Как и в прошлом, когда Качалов дублировал Станиславского — Вершинина в «Трех сестрах», так и теперь возник новый, отличный образ. Однако напрасно доискиваться, какой из двух Штокманов оказался вернее, ближе к замыслу драматурга. И тот и другой создались не случайно, не по прихоти их творцов. Пьеса Ибсена — общий первоисточник. А то, что видение и трактовка обоих артистов были различны, лишь обогащало текст пьесы.
Обличительная речь Штокмана — Качалова захватывала благородным гражданским пафосом.
— Все наши духовные жизненные источники отравлены, вся наша общественная жизнь зиждется на зараженной ложью почве! — восклицает борец за правду. — Истина и свобода имеют в обществе массу врагов, оно даже состоит сплошь из врагов. Прежде всего к их числу принадлежат местные заправилы, но я не хочу тратить даром слова, говоря о кучке хилых умников, плетущихся позади. Эти ветхие остатки отживающего мировоззрения сами сведут себя на нет.
Кто ранее видел Станиславского в роли доктора Штокмана, не узнавал ибсеновского героя, говорившего те же слова. Казалось, их произносил другой человек: не такой нелепый, наивный, нескладный. Теперь выступал герой мужественный, умудренный жизненным опытом.
Родился новый человеческий образ. Творцом его был Качалов.
Естественно, возникает вопрос: почему Качалов трактовал героя ибсеновской пьесы несколько иначе, чем думал первоначально?
Пребывание за океаном оставило глубокий след в его душе. В мировоззрении его также произошли большие сдвиги. В нем еще сильнее пробудилось чувство гражданственности, стремление к свободе, негодование против ее душителей. Все это воплотилось в созданном им портрете доктора Штокмана.
Гастролеры трудились день и ночь. Частые переезды из конца в конец большой страны позволили повидать многое, и впечатлений было хоть отбавляй.

ИСХОДНЫЕ ДАННЫЕ >>
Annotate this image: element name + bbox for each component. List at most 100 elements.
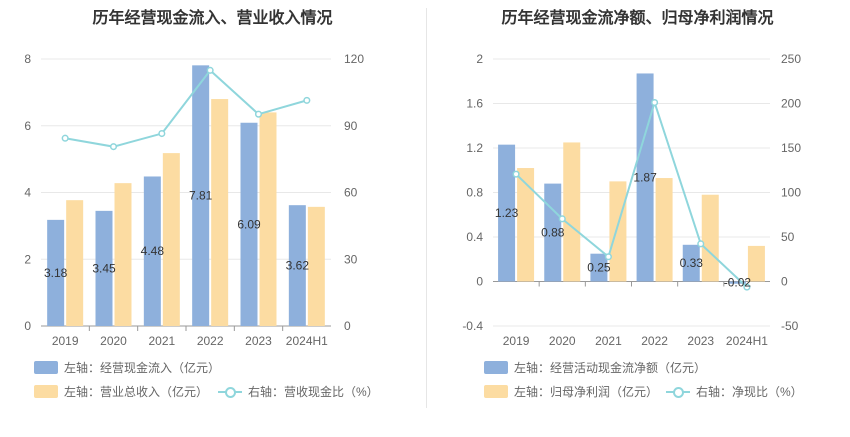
y-axis-right-tick-label: 250 [781, 52, 801, 66]
y-axis-right-tick-label: 50 [781, 230, 795, 244]
legend-item-ratio[interactable]: 右轴：净现比（%） [666, 383, 803, 400]
bar-data-label: 0.25 [587, 261, 611, 275]
ratio-point [604, 253, 612, 261]
x-axis-tick-label: 2021 [595, 334, 622, 348]
bar-yellow [259, 112, 277, 327]
chart-title: 历年经营现金流净额、归母净利润情况 [501, 10, 774, 27]
y-axis-right-tick-label: 120 [344, 52, 364, 66]
left-chart-panel: 历年经营现金流入、营业收入情况 0 2 4 6 8 0 30 60 90 120 2019 2020 2… [24, 10, 379, 400]
bar-data-label: 1.87 [633, 170, 657, 184]
bar-data-label: 3.45 [92, 261, 116, 275]
y-axis-left-tick-label: 0 [24, 319, 31, 333]
legend-item-net-cash[interactable]: 左轴：经营活动现金流净额（亿元） [484, 359, 706, 376]
y-axis-right-tick-label: 0 [781, 275, 788, 289]
legend-item-net-profit[interactable]: 左轴：归母净利润（亿元） [484, 383, 658, 400]
bar-yellow [609, 181, 627, 282]
y-axis-right-tick-label: -50 [781, 319, 799, 333]
y-axis-right-tick-label: 60 [344, 186, 358, 200]
bar-data-label: 7.81 [189, 189, 213, 203]
ratio-point [743, 283, 751, 291]
legend-item-cash-inflow[interactable]: 左轴：经营现金流入（亿元） [34, 359, 220, 376]
right-chart-panel: 历年经营现金流净额、归母净利润情况 -0.4 0 0.4 0.8 1.2 1.6 2 -50 0… [425, 0, 850, 437]
x-axis-tick-label: 2022 [197, 334, 224, 348]
x-axis-tick-label: 2020 [100, 334, 127, 348]
legend-label: 右轴：营收现金比（%） [248, 385, 379, 399]
ratio-point [206, 66, 214, 74]
ratio-line [515, 99, 748, 288]
legend-swatch-line [218, 385, 242, 398]
y-axis-left-tick-label: 0.8 [466, 186, 483, 200]
bar-blue [47, 219, 65, 326]
y-axis-right-tick-label: 100 [781, 186, 801, 200]
bar-yellow [211, 99, 229, 326]
legend-swatch-yellow-bar [484, 385, 508, 398]
bar-data-label: -0.02 [724, 276, 752, 290]
bar-blue [240, 122, 258, 326]
legend-swatch-yellow-bar [34, 385, 58, 398]
legend-swatch-blue-bar [34, 361, 58, 374]
x-axis-tick-label: 2021 [148, 334, 175, 348]
bar-blue [544, 183, 562, 282]
ratio-point [651, 98, 659, 107]
x-axis-tick-label: 2023 [245, 334, 272, 348]
panel-divider [426, 8, 427, 408]
legend-item-revenue[interactable]: 左轴：营业总收入（亿元） [34, 383, 208, 400]
bar-blue [682, 244, 700, 282]
bar-data-label: 3.62 [286, 259, 310, 273]
bar-data-label: 0.33 [680, 256, 704, 270]
bar-yellow [66, 200, 84, 326]
ratio-point [303, 96, 311, 104]
legend-label: 左轴：经营活动现金流净额（亿元） [514, 361, 707, 375]
ratio-point [558, 215, 566, 223]
y-axis-right-tick-label: 150 [781, 141, 801, 155]
x-axis-tick-label: 2020 [549, 334, 576, 348]
y-axis-left-tick-label: 2 [476, 52, 483, 66]
left-chart-svg: 0 2 4 6 8 0 30 60 90 120 2019 2020 2021 2022 2023 2024H… [24, 52, 364, 348]
bar-blue [95, 210, 113, 326]
bar-blue [192, 65, 210, 326]
legend-label: 左轴：归母净利润（亿元） [514, 385, 659, 399]
y-axis-right-tick-label: 200 [781, 97, 801, 111]
bar-yellow [162, 153, 180, 326]
bar-yellow [114, 183, 132, 326]
bar-data-label: 4.48 [141, 244, 165, 258]
bar-yellow [563, 142, 581, 282]
y-axis-left-tick-label: 1.6 [466, 97, 483, 111]
bar-blue [498, 144, 516, 282]
y-axis-left-tick-label: 8 [24, 52, 31, 66]
bar-blue [143, 176, 161, 326]
y-axis-left-tick-label: -0.4 [462, 319, 483, 333]
y-axis-left-tick-label: 1.2 [466, 141, 483, 155]
bar-yellow [517, 168, 535, 282]
ratio-point [61, 134, 69, 142]
right-chart-svg: -0.4 0 0.4 0.8 1.2 1.6 2 -50 0 50 100 150 200 250 2019… [462, 52, 801, 348]
bar-data-label: 0.88 [541, 226, 565, 240]
bar-yellow [701, 194, 719, 282]
ratio-point [697, 240, 705, 248]
bar-yellow [747, 245, 765, 282]
y-axis-right-tick-label: 0 [344, 319, 351, 333]
y-axis-left-tick-label: 0.4 [466, 230, 483, 244]
legend-swatch-line [666, 385, 690, 398]
y-axis-left-tick-label: 0 [476, 275, 483, 289]
legend-swatch-blue-bar [484, 361, 508, 374]
ratio-line [64, 68, 308, 148]
ratio-point [254, 110, 263, 118]
legend-label: 右轴：净现比（%） [696, 385, 803, 399]
bar-yellow [307, 206, 325, 326]
ratio-point [512, 170, 520, 178]
x-axis-tick-label: 2019 [503, 334, 530, 348]
bar-data-label: 6.09 [237, 217, 261, 231]
legend-item-ratio[interactable]: 右轴：营收现金比（%） [218, 383, 379, 400]
x-axis-tick-label: 2023 [687, 334, 714, 348]
x-axis-tick-label: 2022 [641, 334, 668, 348]
y-axis-right-tick-label: 30 [344, 252, 358, 266]
bar-data-label: 3.18 [44, 266, 68, 280]
y-axis-left-tick-label: 2 [24, 252, 31, 266]
y-axis-left-tick-label: 4 [24, 186, 31, 200]
bar-blue [590, 253, 608, 282]
ratio-point [158, 129, 166, 138]
bar-blue [728, 281, 746, 284]
bar-blue [288, 205, 306, 326]
legend-label: 左轴：营业总收入（亿元） [64, 385, 209, 399]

ЧТО СДЕЛАТЬ >>
Какую роль в «Трех сестрах» Качалов дублировал за Станиславским, если верить фрагменту о Качалове в роли Штокмана?

РЕЗУЛЬТАТ ЗАДАНИЯ >>
Роль Вершинина.